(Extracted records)

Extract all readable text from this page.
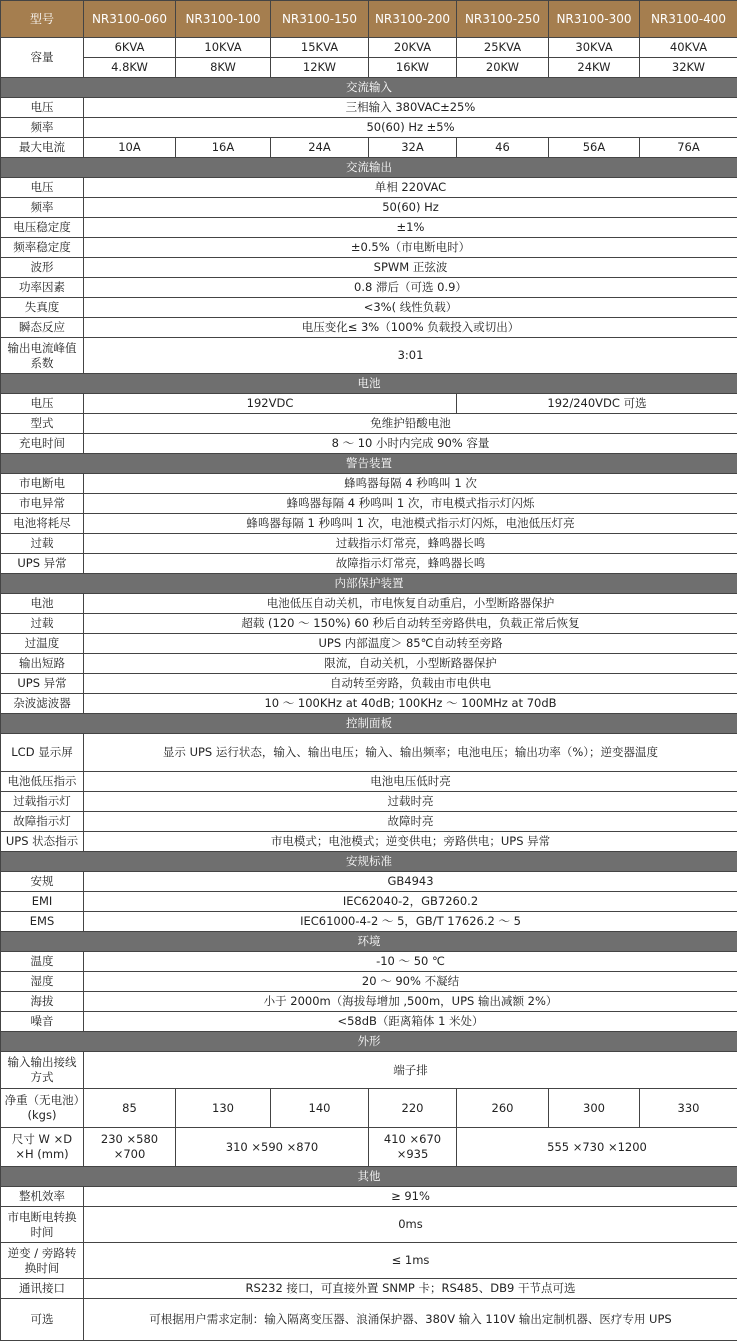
型号	NR3100-060	NR3100-100	NR3100-150	NR3100-200	NR3100-250	NR3100-300	NR3100-400
容量	6KVA	10KVA	15KVA	20KVA	25KVA	30KVA	40KVA
	4.8KW	8KW	12KW	16KW	20KW	24KW	32KW
交流输入							
电压	三相输入 380VAC±25%						
频率	50(60) Hz ±5%						
最大电流	10A	16A	24A	32A	46	56A	76A
交流输出							
电压	单相 220VAC						
频率	50(60) Hz						
电压稳定度	±1%						
频率稳定度	±0.5%（市电断电时）						
波形	SPWM 正弦波						
功率因素	0.8 滞后（可选 0.9）						
失真度	<3%( 线性负载）						
瞬态反应	电压变化≤ 3%（100% 负载投入或切出）						
输出电流峰值系数	3:01						
电池							
电压	192VDC				192/240VDC 可选		
型式	免维护铅酸电池						
充电时间	8 ～ 10 小时内完成 90% 容量						
警告装置							
市电断电	蜂鸣器每隔 4 秒鸣叫 1 次						
市电异常	蜂鸣器每隔 4 秒鸣叫 1 次，市电模式指示灯闪烁						
电池将耗尽	蜂鸣器每隔 1 秒鸣叫 1 次，电池模式指示灯闪烁，电池低压灯亮						
过载	过载指示灯常亮，蜂鸣器长鸣						
UPS 异常	故障指示灯常亮，蜂鸣器长鸣						
内部保护装置							
电池	电池低压自动关机，市电恢复自动重启，小型断路器保护						
过载	超载 (120 ～ 150%) 60 秒后自动转至旁路供电，负载正常后恢复						
过温度	UPS 内部温度＞ 85℃自动转至旁路						
输出短路	限流，自动关机，小型断路器保护						
UPS 异常	自动转至旁路，负载由市电供电						
杂波滤波器	10 ～ 100KHz at 40dB; 100KHz ～ 100MHz at 70dB						
控制面板							
LCD 显示屏	显示 UPS 运行状态，输入、输出电压；输入、输出频率；电池电压；输出功率（%）；逆变器温度						
电池低压指示	电池电压低时亮						
过载指示灯	过载时亮						
故障指示灯	故障时亮						
UPS 状态指示	市电模式；电池模式；逆变供电；旁路供电；UPS 异常						
安规标准							
安规	GB4943						
EMI	IEC62040-2，GB7260.2						
EMS	IEC61000-4-2 ～ 5，GB/T 17626.2 ～ 5						
环境							
温度	-10 ～ 50 ℃						
湿度	20 ～ 90% 不凝结						
海拔	小于 2000m（海拔每增加 ,500m，UPS 输出减额 2%）						
噪音	<58dB（距离箱体 1 米处）						
外形							
输入输出接线方式	端子排						
净重（无电池）(kgs)	85	130	140	220	260	300	330
尺寸 W ×D ×H (mm)	230 ×580 ×700	310 ×590 ×870		410 ×670 ×935	555 ×730 ×1200		
其他							
整机效率	≥ 91%						
市电断电转换时间	0ms						
逆变 / 旁路转换时间	≤ 1ms						
通讯接口	RS232 接口，可直接外置 SNMP 卡；RS485、DB9 干节点可选						
可选	可根据用户需求定制：输入隔离变压器、浪涌保护器、380V 输入 110V 输出定制机器、医疗专用 UPS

YOUR GOAL>
Retype all the records shown above, character for character. Omit every picture.

CORRECT ANSWER>
Extract all readable text from this page.
型号	NR3100-060	NR3100-100	NR3100-150	NR3100-200	NR3100-250	NR3100-300	NR3100-400
容量	6KVA	10KVA	15KVA	20KVA	25KVA	30KVA	40KVA
	4.8KW	8KW	12KW	16KW	20KW	24KW	32KW
交流输入							
电压	三相输入 380VAC±25%						
频率	50(60) Hz ±5%						
最大电流	10A	16A	24A	32A	46	56A	76A
交流输出							
电压	单相 220VAC						
频率	50(60) Hz						
电压稳定度	±1%						
频率稳定度	±0.5%（市电断电时）						
波形	SPWM 正弦波						
功率因素	0.8 滞后（可选 0.9）						
失真度	<3%( 线性负载）						
瞬态反应	电压变化≤ 3%（100% 负载投入或切出）						
输出电流峰值系数	3:01						
电池							
电压	192VDC				192/240VDC 可选		
型式	免维护铅酸电池						
充电时间	8 ～ 10 小时内完成 90% 容量						
警告装置							
市电断电	蜂鸣器每隔 4 秒鸣叫 1 次						
市电异常	蜂鸣器每隔 4 秒鸣叫 1 次，市电模式指示灯闪烁						
电池将耗尽	蜂鸣器每隔 1 秒鸣叫 1 次，电池模式指示灯闪烁，电池低压灯亮						
过载	过载指示灯常亮，蜂鸣器长鸣						
UPS 异常	故障指示灯常亮，蜂鸣器长鸣						
内部保护装置							
电池	电池低压自动关机，市电恢复自动重启，小型断路器保护						
过载	超载 (120 ～ 150%) 60 秒后自动转至旁路供电，负载正常后恢复						
过温度	UPS 内部温度＞ 85℃自动转至旁路						
输出短路	限流，自动关机，小型断路器保护						
UPS 异常	自动转至旁路，负载由市电供电						
杂波滤波器	10 ～ 100KHz at 40dB; 100KHz ～ 100MHz at 70dB						
控制面板							
LCD 显示屏	显示 UPS 运行状态，输入、输出电压；输入、输出频率；电池电压；输出功率（%）；逆变器温度						
电池低压指示	电池电压低时亮						
过载指示灯	过载时亮						
故障指示灯	故障时亮						
UPS 状态指示	市电模式；电池模式；逆变供电；旁路供电；UPS 异常						
安规标准							
安规	GB4943						
EMI	IEC62040-2，GB7260.2						
EMS	IEC61000-4-2 ～ 5，GB/T 17626.2 ～ 5						
环境							
温度	-10 ～ 50 ℃						
湿度	20 ～ 90% 不凝结						
海拔	小于 2000m（海拔每增加 ,500m，UPS 输出减额 2%）						
噪音	<58dB（距离箱体 1 米处）						
外形							
输入输出接线方式	端子排						
净重（无电池）(kgs)	85	130	140	220	260	300	330
尺寸 W ×D ×H (mm)	230 ×580 ×700	310 ×590 ×870		410 ×670 ×935	555 ×730 ×1200		
其他							
整机效率	≥ 91%						
市电断电转换时间	0ms						
逆变 / 旁路转换时间	≤ 1ms						
通讯接口	RS232 接口，可直接外置 SNMP 卡；RS485、DB9 干节点可选						
可选	可根据用户需求定制：输入隔离变压器、浪涌保护器、380V 输入 110V 输出定制机器、医疗专用 UPS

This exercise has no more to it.